Objective
Your task is to copy the listing exactly. Drop any pictures from the copy.

(Stored records)

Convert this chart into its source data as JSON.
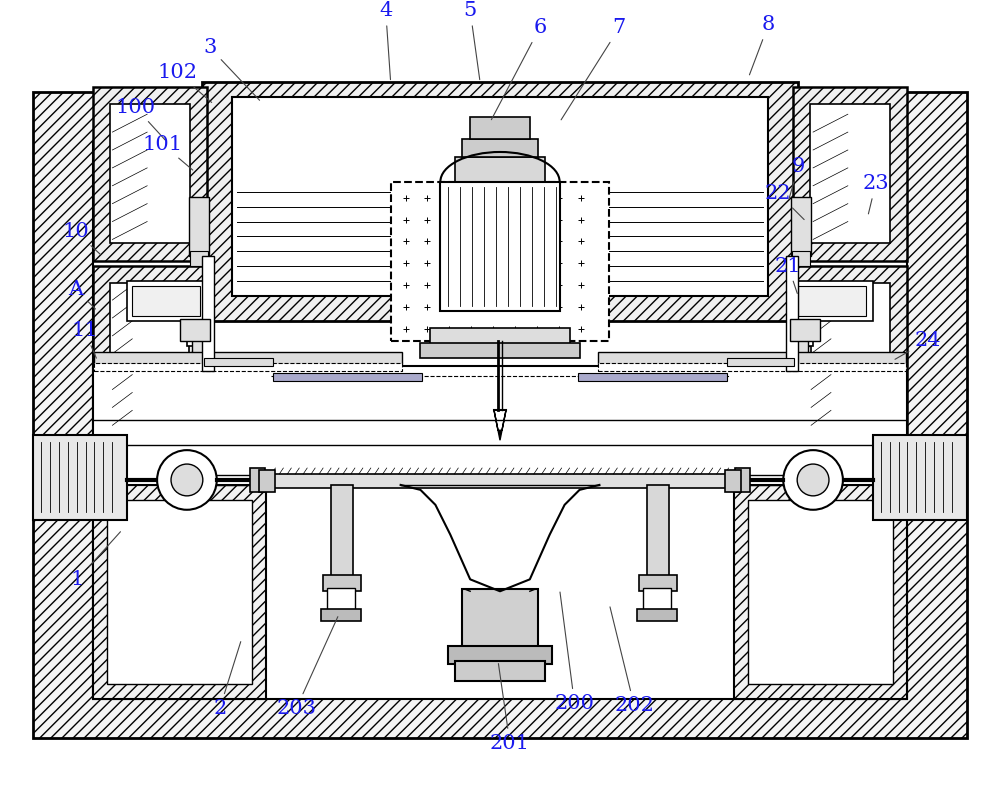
{
  "bg_color": "#ffffff",
  "line_color": "#000000",
  "label_color": "#1a1aee",
  "fig_width": 10.0,
  "fig_height": 7.98,
  "dpi": 100
}
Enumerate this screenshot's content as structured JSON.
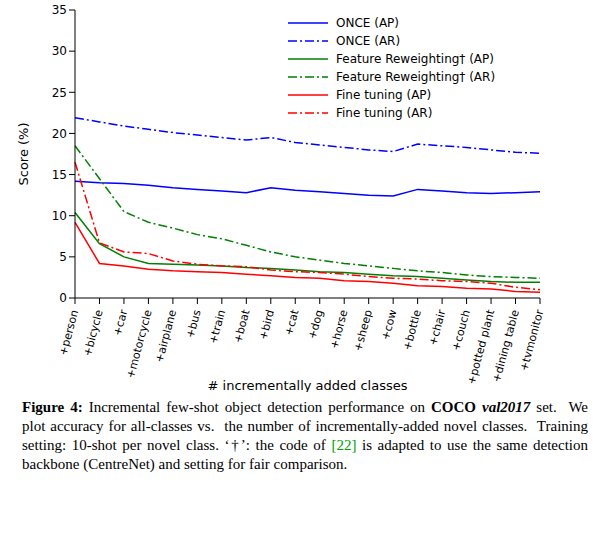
{
  "chart_data": {
    "type": "line",
    "x_label": "# incrementally added classes",
    "y_label": "Score (%)",
    "categories": [
      "+person",
      "+bicycle",
      "+car",
      "+motorcycle",
      "+airplane",
      "+bus",
      "+train",
      "+boat",
      "+bird",
      "+cat",
      "+dog",
      "+horse",
      "+sheep",
      "+cow",
      "+bottle",
      "+chair",
      "+couch",
      "+potted plant",
      "+dining table",
      "+tvmonitor"
    ],
    "series": [
      {
        "name": "ONCE (AP)",
        "color": "#0000ff",
        "line_style": "solid",
        "values": [
          14.2,
          14.0,
          13.9,
          13.7,
          13.4,
          13.2,
          13.0,
          12.8,
          13.4,
          13.1,
          12.9,
          12.7,
          12.5,
          12.4,
          13.2,
          13.0,
          12.8,
          12.7,
          12.8,
          12.9
        ]
      },
      {
        "name": "ONCE (AR)",
        "color": "#0000ff",
        "line_style": "dashdot",
        "values": [
          21.9,
          21.4,
          20.9,
          20.5,
          20.1,
          19.8,
          19.5,
          19.2,
          19.5,
          18.9,
          18.6,
          18.3,
          18.0,
          17.8,
          18.7,
          18.5,
          18.3,
          18.0,
          17.7,
          17.6
        ]
      },
      {
        "name": "Feature Reweighting† (AP)",
        "color": "#008000",
        "line_style": "solid",
        "values": [
          10.4,
          6.6,
          5.0,
          4.2,
          4.1,
          4.0,
          3.9,
          3.7,
          3.6,
          3.4,
          3.2,
          3.1,
          2.9,
          2.7,
          2.6,
          2.4,
          2.2,
          2.0,
          1.9,
          1.9
        ]
      },
      {
        "name": "Feature Reweighting† (AR)",
        "color": "#008000",
        "line_style": "dashdot",
        "values": [
          18.5,
          14.5,
          10.5,
          9.2,
          8.5,
          7.7,
          7.2,
          6.4,
          5.6,
          5.0,
          4.6,
          4.2,
          3.9,
          3.6,
          3.3,
          3.1,
          2.8,
          2.6,
          2.5,
          2.4
        ]
      },
      {
        "name": "Fine tuning (AP)",
        "color": "#ff0000",
        "line_style": "solid",
        "values": [
          9.2,
          4.2,
          3.9,
          3.5,
          3.3,
          3.2,
          3.1,
          2.9,
          2.7,
          2.5,
          2.4,
          2.1,
          2.0,
          1.8,
          1.5,
          1.4,
          1.2,
          1.1,
          0.8,
          0.7
        ]
      },
      {
        "name": "Fine tuning (AR)",
        "color": "#ff0000",
        "line_style": "dashdot",
        "values": [
          16.5,
          6.7,
          5.6,
          5.4,
          4.5,
          4.1,
          3.9,
          3.8,
          3.4,
          3.2,
          3.1,
          2.9,
          2.6,
          2.4,
          2.3,
          2.1,
          2.0,
          1.8,
          1.3,
          1.0
        ]
      }
    ],
    "ylim": [
      0,
      35
    ],
    "yticks": [
      0,
      5,
      10,
      15,
      20,
      25,
      30,
      35
    ],
    "grid": false,
    "legend": "upper right",
    "caption": [
      "Figure 4:",
      " Incremental few-shot object detection performance on ",
      "COCO",
      " ",
      "val2017",
      " set.  We plot accuracy for all-classes vs.  the number of incrementally-added novel classes.  Training setting: 10-shot per novel class. ",
      "‘†’",
      ": the code of ",
      "[22]",
      " is adapted to use the same detection backbone (CentreNet) and setting for fair comparison."
    ]
  }
}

Worked answer
Convert this chart into its source data as JSON.
{
  "bg_color": "#ffffff",
  "line_color": "#000000",
  "label_color": "#1a1aee",
  "fig_width": 10.0,
  "fig_height": 7.98,
  "dpi": 100
}
Enumerate this screenshot's content as structured JSON.
{
  "chart_data": {
    "type": "line",
    "x_label": "# incrementally added classes",
    "y_label": "Score (%)",
    "categories": [
      "+person",
      "+bicycle",
      "+car",
      "+motorcycle",
      "+airplane",
      "+bus",
      "+train",
      "+boat",
      "+bird",
      "+cat",
      "+dog",
      "+horse",
      "+sheep",
      "+cow",
      "+bottle",
      "+chair",
      "+couch",
      "+potted plant",
      "+dining table",
      "+tvmonitor"
    ],
    "series": [
      {
        "name": "ONCE (AP)",
        "color": "#0000ff",
        "line_style": "solid",
        "values": [
          14.2,
          14.0,
          13.9,
          13.7,
          13.4,
          13.2,
          13.0,
          12.8,
          13.4,
          13.1,
          12.9,
          12.7,
          12.5,
          12.4,
          13.2,
          13.0,
          12.8,
          12.7,
          12.8,
          12.9
        ]
      },
      {
        "name": "ONCE (AR)",
        "color": "#0000ff",
        "line_style": "dashdot",
        "values": [
          21.9,
          21.4,
          20.9,
          20.5,
          20.1,
          19.8,
          19.5,
          19.2,
          19.5,
          18.9,
          18.6,
          18.3,
          18.0,
          17.8,
          18.7,
          18.5,
          18.3,
          18.0,
          17.7,
          17.6
        ]
      },
      {
        "name": "Feature Reweighting† (AP)",
        "color": "#008000",
        "line_style": "solid",
        "values": [
          10.4,
          6.6,
          5.0,
          4.2,
          4.1,
          4.0,
          3.9,
          3.7,
          3.6,
          3.4,
          3.2,
          3.1,
          2.9,
          2.7,
          2.6,
          2.4,
          2.2,
          2.0,
          1.9,
          1.9
        ]
      },
      {
        "name": "Feature Reweighting† (AR)",
        "color": "#008000",
        "line_style": "dashdot",
        "values": [
          18.5,
          14.5,
          10.5,
          9.2,
          8.5,
          7.7,
          7.2,
          6.4,
          5.6,
          5.0,
          4.6,
          4.2,
          3.9,
          3.6,
          3.3,
          3.1,
          2.8,
          2.6,
          2.5,
          2.4
        ]
      },
      {
        "name": "Fine tuning (AP)",
        "color": "#ff0000",
        "line_style": "solid",
        "values": [
          9.2,
          4.2,
          3.9,
          3.5,
          3.3,
          3.2,
          3.1,
          2.9,
          2.7,
          2.5,
          2.4,
          2.1,
          2.0,
          1.8,
          1.5,
          1.4,
          1.2,
          1.1,
          0.8,
          0.7
        ]
      },
      {
        "name": "Fine tuning (AR)",
        "color": "#ff0000",
        "line_style": "dashdot",
        "values": [
          16.5,
          6.7,
          5.6,
          5.4,
          4.5,
          4.1,
          3.9,
          3.8,
          3.4,
          3.2,
          3.1,
          2.9,
          2.6,
          2.4,
          2.3,
          2.1,
          2.0,
          1.8,
          1.3,
          1.0
        ]
      }
    ],
    "ylim": [
      0,
      35
    ],
    "yticks": [
      0,
      5,
      10,
      15,
      20,
      25,
      30,
      35
    ],
    "grid": false,
    "legend": "upper right",
    "caption": [
      "Figure 4:",
      " Incremental few-shot object detection performance on ",
      "COCO",
      " ",
      "val2017",
      " set.  We plot accuracy for all-classes vs.  the number of incrementally-added novel classes.  Training setting: 10-shot per novel class. ",
      "‘†’",
      ": the code of ",
      "[22]",
      " is adapted to use the same detection backbone (CentreNet) and setting for fair comparison."
    ]
  }
}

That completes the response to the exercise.